## EXERCISE MATERIALS
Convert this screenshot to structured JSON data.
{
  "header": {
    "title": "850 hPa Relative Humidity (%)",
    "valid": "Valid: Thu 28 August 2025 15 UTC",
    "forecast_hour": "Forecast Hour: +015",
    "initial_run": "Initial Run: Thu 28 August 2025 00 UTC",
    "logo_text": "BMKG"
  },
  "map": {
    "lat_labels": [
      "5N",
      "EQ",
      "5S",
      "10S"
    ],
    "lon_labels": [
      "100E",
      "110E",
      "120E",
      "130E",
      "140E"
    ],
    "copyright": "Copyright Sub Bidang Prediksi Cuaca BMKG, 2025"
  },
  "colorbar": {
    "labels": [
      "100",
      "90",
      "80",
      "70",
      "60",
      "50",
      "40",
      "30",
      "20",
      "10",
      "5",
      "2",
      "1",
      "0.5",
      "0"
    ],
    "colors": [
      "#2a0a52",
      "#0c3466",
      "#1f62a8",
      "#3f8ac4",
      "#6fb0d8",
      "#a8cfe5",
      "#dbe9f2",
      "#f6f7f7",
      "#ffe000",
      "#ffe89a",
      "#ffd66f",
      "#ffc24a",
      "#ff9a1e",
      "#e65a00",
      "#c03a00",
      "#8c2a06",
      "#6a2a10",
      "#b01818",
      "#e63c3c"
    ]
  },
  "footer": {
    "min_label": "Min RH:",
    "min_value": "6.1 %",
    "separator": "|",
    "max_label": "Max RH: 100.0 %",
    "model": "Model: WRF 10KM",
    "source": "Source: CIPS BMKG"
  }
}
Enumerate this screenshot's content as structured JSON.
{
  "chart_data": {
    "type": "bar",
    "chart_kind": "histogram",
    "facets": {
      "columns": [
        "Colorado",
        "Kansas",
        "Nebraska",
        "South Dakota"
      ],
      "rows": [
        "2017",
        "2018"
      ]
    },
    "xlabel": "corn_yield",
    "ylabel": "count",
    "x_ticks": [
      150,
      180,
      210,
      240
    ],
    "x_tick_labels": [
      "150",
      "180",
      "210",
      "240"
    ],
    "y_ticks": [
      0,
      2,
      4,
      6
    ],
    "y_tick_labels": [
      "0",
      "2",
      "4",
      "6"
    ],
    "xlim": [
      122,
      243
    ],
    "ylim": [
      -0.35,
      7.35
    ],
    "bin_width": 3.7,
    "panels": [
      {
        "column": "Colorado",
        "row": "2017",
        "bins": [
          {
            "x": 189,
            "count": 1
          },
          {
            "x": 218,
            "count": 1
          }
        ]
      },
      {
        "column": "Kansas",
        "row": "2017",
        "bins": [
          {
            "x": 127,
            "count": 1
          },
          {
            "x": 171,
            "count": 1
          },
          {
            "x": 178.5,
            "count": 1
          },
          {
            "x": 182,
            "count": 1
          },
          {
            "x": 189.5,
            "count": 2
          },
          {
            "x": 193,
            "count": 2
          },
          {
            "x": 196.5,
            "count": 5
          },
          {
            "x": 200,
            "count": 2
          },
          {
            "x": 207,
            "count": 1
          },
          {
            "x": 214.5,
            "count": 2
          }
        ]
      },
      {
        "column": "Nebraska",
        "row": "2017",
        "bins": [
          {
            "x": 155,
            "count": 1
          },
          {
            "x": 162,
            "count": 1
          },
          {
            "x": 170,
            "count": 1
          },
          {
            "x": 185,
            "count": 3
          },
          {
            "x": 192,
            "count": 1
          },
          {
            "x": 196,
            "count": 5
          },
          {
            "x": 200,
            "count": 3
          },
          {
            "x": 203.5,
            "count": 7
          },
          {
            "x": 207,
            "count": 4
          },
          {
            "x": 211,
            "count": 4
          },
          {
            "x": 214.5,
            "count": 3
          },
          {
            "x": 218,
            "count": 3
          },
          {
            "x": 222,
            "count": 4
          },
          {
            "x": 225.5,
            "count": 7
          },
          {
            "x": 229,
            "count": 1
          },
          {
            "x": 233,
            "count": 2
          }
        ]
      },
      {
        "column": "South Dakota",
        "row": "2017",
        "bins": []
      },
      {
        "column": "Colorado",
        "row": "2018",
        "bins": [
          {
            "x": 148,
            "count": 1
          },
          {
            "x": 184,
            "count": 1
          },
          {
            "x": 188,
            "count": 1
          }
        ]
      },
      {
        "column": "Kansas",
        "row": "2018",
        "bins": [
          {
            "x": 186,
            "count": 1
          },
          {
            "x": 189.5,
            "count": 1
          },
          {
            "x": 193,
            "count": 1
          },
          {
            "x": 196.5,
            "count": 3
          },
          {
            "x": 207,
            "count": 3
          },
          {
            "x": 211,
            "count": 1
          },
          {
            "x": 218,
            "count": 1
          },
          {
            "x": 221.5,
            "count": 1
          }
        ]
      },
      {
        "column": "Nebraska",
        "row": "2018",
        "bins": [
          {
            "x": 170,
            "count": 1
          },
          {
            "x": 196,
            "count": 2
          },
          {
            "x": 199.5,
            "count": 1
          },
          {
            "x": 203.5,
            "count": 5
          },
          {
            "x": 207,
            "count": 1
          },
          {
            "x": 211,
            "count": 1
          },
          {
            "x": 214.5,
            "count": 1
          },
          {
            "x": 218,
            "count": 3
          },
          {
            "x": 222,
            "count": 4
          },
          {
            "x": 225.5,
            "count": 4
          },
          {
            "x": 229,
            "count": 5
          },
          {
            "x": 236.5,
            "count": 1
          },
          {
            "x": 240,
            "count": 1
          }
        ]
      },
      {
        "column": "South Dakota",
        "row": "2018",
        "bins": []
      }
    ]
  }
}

## THE REQUEST
Where a line in the entries holds "structured", copy that line.

## EXERCISE ANSWER
Convert this screenshot to structured JSON data.
Enumerate this screenshot's content as structured JSON.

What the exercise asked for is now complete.